◆ **Written instruction**: Every line that contains the word "объема" should be copied.

════════

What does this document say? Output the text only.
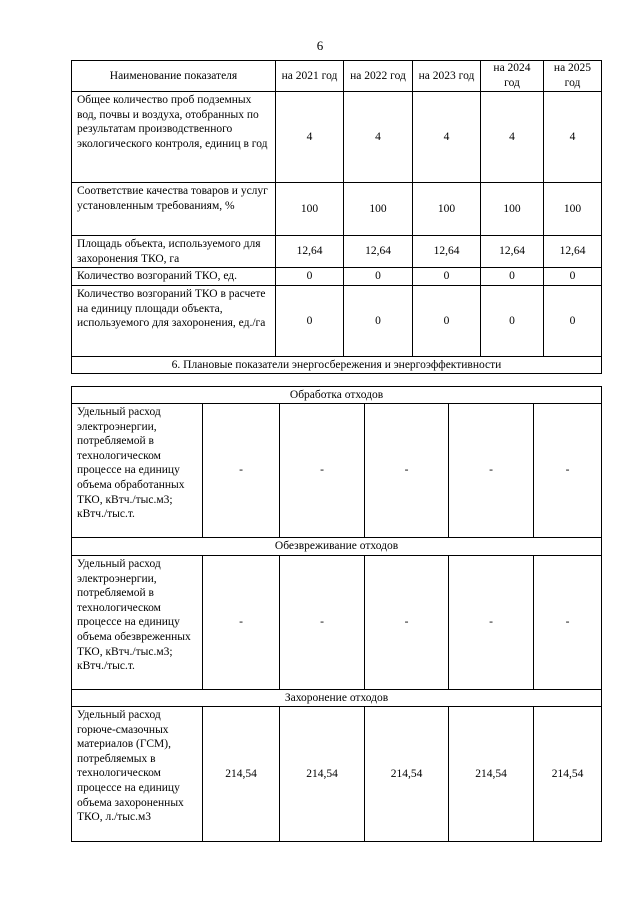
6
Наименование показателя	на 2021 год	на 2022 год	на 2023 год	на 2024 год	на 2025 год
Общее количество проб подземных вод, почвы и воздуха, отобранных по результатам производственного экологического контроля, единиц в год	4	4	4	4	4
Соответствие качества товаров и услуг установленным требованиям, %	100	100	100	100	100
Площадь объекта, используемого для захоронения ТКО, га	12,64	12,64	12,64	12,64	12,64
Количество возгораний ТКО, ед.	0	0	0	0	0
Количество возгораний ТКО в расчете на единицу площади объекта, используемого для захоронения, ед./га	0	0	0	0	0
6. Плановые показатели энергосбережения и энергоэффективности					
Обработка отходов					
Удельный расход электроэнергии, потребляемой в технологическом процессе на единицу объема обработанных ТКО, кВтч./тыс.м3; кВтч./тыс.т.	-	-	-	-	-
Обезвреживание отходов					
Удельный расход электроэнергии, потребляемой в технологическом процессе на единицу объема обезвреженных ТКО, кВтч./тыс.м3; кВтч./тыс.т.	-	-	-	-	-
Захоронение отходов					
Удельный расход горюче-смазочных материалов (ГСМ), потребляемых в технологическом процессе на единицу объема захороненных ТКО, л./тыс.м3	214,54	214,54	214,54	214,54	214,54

════════

◆ **Correct response**:
Удельный расход электроэнергии, потребляемой в технологическом процессе на единицу объема обработанных ТКО, кВтч./тыс.м3; кВтч./тыс.т.	-	-	-	-	-
Удельный расход электроэнергии, потребляемой в технологическом процессе на единицу объема обезвреженных ТКО, кВтч./тыс.м3; кВтч./тыс.т.	-	-	-	-	-
Удельный расход горюче-смазочных материалов (ГСМ), потребляемых в технологическом процессе на единицу объема захороненных ТКО, л./тыс.м3	214,54	214,54	214,54	214,54	214,54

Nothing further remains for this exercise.